──────── EXCERPTED RECORDS ────────
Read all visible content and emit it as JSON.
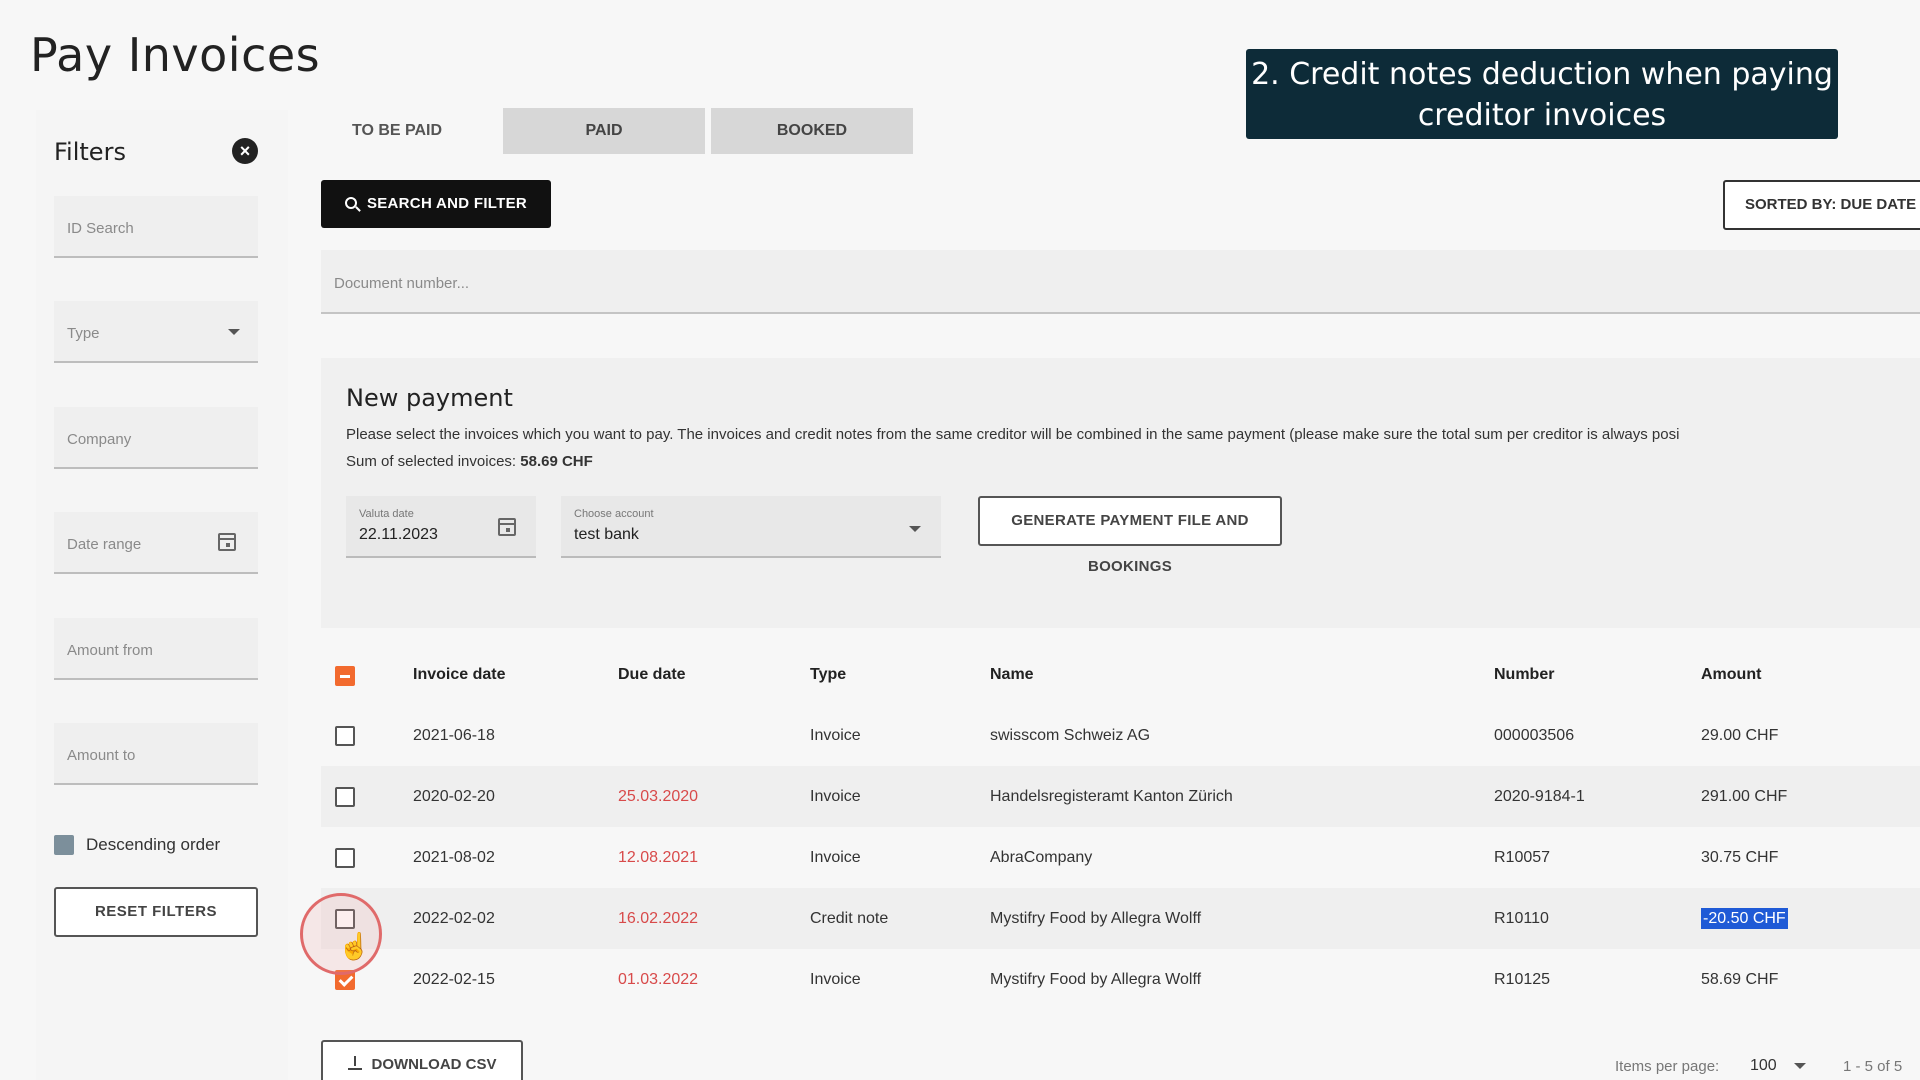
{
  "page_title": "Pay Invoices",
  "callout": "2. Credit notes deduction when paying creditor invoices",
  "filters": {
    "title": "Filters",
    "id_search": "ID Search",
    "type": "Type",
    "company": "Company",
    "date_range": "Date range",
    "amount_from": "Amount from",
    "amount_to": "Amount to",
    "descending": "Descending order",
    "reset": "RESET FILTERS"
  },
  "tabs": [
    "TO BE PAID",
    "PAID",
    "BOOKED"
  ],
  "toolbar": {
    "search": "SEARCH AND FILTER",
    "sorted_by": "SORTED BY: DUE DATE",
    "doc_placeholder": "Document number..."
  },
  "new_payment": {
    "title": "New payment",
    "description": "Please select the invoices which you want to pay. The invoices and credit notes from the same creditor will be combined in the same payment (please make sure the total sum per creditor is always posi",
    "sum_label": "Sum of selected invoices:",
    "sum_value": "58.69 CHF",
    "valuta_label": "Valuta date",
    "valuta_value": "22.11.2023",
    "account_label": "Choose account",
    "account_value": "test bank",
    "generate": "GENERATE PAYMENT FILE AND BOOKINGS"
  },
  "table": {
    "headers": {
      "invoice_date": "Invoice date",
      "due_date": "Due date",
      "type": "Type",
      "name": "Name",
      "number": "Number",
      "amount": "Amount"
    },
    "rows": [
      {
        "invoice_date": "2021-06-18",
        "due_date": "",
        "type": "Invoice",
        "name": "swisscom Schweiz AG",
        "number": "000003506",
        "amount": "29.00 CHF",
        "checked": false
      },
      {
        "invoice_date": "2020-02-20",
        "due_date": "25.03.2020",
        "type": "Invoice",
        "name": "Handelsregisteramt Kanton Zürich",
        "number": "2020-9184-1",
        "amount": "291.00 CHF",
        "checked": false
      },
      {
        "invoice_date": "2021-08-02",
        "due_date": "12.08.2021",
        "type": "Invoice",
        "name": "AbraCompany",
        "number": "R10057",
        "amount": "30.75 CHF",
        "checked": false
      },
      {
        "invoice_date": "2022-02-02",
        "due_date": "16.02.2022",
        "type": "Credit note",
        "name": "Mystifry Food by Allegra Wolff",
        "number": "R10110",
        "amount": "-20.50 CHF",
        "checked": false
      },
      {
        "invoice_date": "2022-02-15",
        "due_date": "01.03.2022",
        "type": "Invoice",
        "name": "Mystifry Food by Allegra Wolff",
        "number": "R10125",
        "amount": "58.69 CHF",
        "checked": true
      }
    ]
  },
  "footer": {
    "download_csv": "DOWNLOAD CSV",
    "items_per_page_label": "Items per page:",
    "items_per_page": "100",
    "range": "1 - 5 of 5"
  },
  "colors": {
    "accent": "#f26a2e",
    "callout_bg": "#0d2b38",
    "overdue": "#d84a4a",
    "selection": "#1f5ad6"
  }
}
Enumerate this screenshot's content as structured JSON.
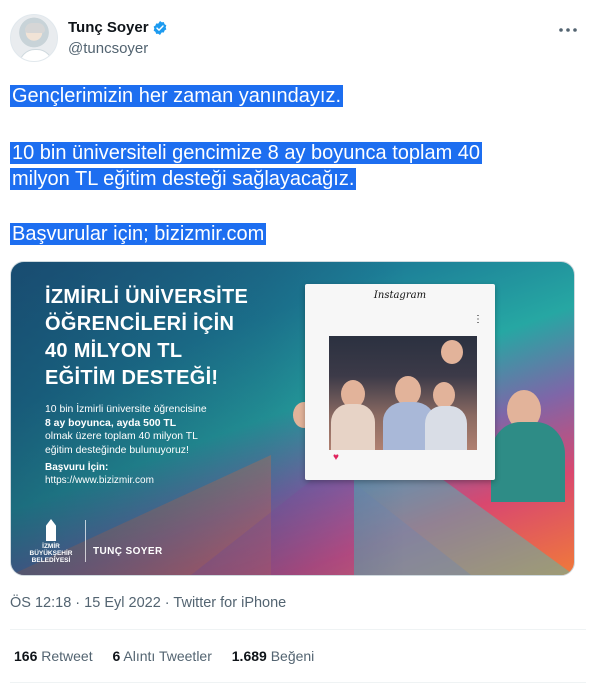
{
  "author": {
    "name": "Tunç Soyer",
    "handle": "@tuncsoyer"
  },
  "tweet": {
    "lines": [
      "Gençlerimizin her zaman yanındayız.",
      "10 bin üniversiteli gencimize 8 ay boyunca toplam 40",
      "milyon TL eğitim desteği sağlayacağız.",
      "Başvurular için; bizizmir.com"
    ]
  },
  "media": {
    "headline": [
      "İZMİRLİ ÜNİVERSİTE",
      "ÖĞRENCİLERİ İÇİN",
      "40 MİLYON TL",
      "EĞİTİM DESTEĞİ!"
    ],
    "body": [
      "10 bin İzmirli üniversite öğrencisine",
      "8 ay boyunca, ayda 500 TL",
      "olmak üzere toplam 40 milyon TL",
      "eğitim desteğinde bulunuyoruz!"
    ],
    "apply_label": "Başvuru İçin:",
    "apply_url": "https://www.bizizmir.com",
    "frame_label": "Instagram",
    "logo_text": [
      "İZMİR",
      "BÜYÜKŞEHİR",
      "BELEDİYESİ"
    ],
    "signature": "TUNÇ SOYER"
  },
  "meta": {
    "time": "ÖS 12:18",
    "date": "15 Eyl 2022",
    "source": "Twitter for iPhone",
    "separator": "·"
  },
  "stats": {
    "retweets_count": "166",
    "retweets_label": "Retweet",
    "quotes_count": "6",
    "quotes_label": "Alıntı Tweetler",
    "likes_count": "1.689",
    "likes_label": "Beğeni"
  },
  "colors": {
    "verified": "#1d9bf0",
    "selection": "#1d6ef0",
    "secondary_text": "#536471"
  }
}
────────
**PROBLEM TO SOLVE**
Each entry should be repeated exactly as it appears; the pictures stay out.

**SOLUTION**
Read all visible content and emit it as JSON.
{
  "page_title": "Pay Invoices",
  "callout": "2. Credit notes deduction when paying creditor invoices",
  "filters": {
    "title": "Filters",
    "id_search": "ID Search",
    "type": "Type",
    "company": "Company",
    "date_range": "Date range",
    "amount_from": "Amount from",
    "amount_to": "Amount to",
    "descending": "Descending order",
    "reset": "RESET FILTERS"
  },
  "tabs": [
    "TO BE PAID",
    "PAID",
    "BOOKED"
  ],
  "toolbar": {
    "search": "SEARCH AND FILTER",
    "sorted_by": "SORTED BY: DUE DATE",
    "doc_placeholder": "Document number..."
  },
  "new_payment": {
    "title": "New payment",
    "description": "Please select the invoices which you want to pay. The invoices and credit notes from the same creditor will be combined in the same payment (please make sure the total sum per creditor is always posi",
    "sum_label": "Sum of selected invoices:",
    "sum_value": "58.69 CHF",
    "valuta_label": "Valuta date",
    "valuta_value": "22.11.2023",
    "account_label": "Choose account",
    "account_value": "test bank",
    "generate": "GENERATE PAYMENT FILE AND BOOKINGS"
  },
  "table": {
    "headers": {
      "invoice_date": "Invoice date",
      "due_date": "Due date",
      "type": "Type",
      "name": "Name",
      "number": "Number",
      "amount": "Amount"
    },
    "rows": [
      {
        "invoice_date": "2021-06-18",
        "due_date": "",
        "type": "Invoice",
        "name": "swisscom Schweiz AG",
        "number": "000003506",
        "amount": "29.00 CHF",
        "checked": false
      },
      {
        "invoice_date": "2020-02-20",
        "due_date": "25.03.2020",
        "type": "Invoice",
        "name": "Handelsregisteramt Kanton Zürich",
        "number": "2020-9184-1",
        "amount": "291.00 CHF",
        "checked": false
      },
      {
        "invoice_date": "2021-08-02",
        "due_date": "12.08.2021",
        "type": "Invoice",
        "name": "AbraCompany",
        "number": "R10057",
        "amount": "30.75 CHF",
        "checked": false
      },
      {
        "invoice_date": "2022-02-02",
        "due_date": "16.02.2022",
        "type": "Credit note",
        "name": "Mystifry Food by Allegra Wolff",
        "number": "R10110",
        "amount": "-20.50 CHF",
        "checked": false
      },
      {
        "invoice_date": "2022-02-15",
        "due_date": "01.03.2022",
        "type": "Invoice",
        "name": "Mystifry Food by Allegra Wolff",
        "number": "R10125",
        "amount": "58.69 CHF",
        "checked": true
      }
    ]
  },
  "footer": {
    "download_csv": "DOWNLOAD CSV",
    "items_per_page_label": "Items per page:",
    "items_per_page": "100",
    "range": "1 - 5 of 5"
  },
  "colors": {
    "accent": "#f26a2e",
    "callout_bg": "#0d2b38",
    "overdue": "#d84a4a",
    "selection": "#1f5ad6"
  }
}
Enumerate this screenshot's content as structured JSON.
{
  "author": {
    "name": "Tunç Soyer",
    "handle": "@tuncsoyer"
  },
  "tweet": {
    "lines": [
      "Gençlerimizin her zaman yanındayız.",
      "10 bin üniversiteli gencimize 8 ay boyunca toplam 40",
      "milyon TL eğitim desteği sağlayacağız.",
      "Başvurular için; bizizmir.com"
    ]
  },
  "media": {
    "headline": [
      "İZMİRLİ ÜNİVERSİTE",
      "ÖĞRENCİLERİ İÇİN",
      "40 MİLYON TL",
      "EĞİTİM DESTEĞİ!"
    ],
    "body": [
      "10 bin İzmirli üniversite öğrencisine",
      "8 ay boyunca, ayda 500 TL",
      "olmak üzere toplam 40 milyon TL",
      "eğitim desteğinde bulunuyoruz!"
    ],
    "apply_label": "Başvuru İçin:",
    "apply_url": "https://www.bizizmir.com",
    "frame_label": "Instagram",
    "logo_text": [
      "İZMİR",
      "BÜYÜKŞEHİR",
      "BELEDİYESİ"
    ],
    "signature": "TUNÇ SOYER"
  },
  "meta": {
    "time": "ÖS 12:18",
    "date": "15 Eyl 2022",
    "source": "Twitter for iPhone",
    "separator": "·"
  },
  "stats": {
    "retweets_count": "166",
    "retweets_label": "Retweet",
    "quotes_count": "6",
    "quotes_label": "Alıntı Tweetler",
    "likes_count": "1.689",
    "likes_label": "Beğeni"
  },
  "colors": {
    "verified": "#1d9bf0",
    "selection": "#1d6ef0",
    "secondary_text": "#536471"
  }
}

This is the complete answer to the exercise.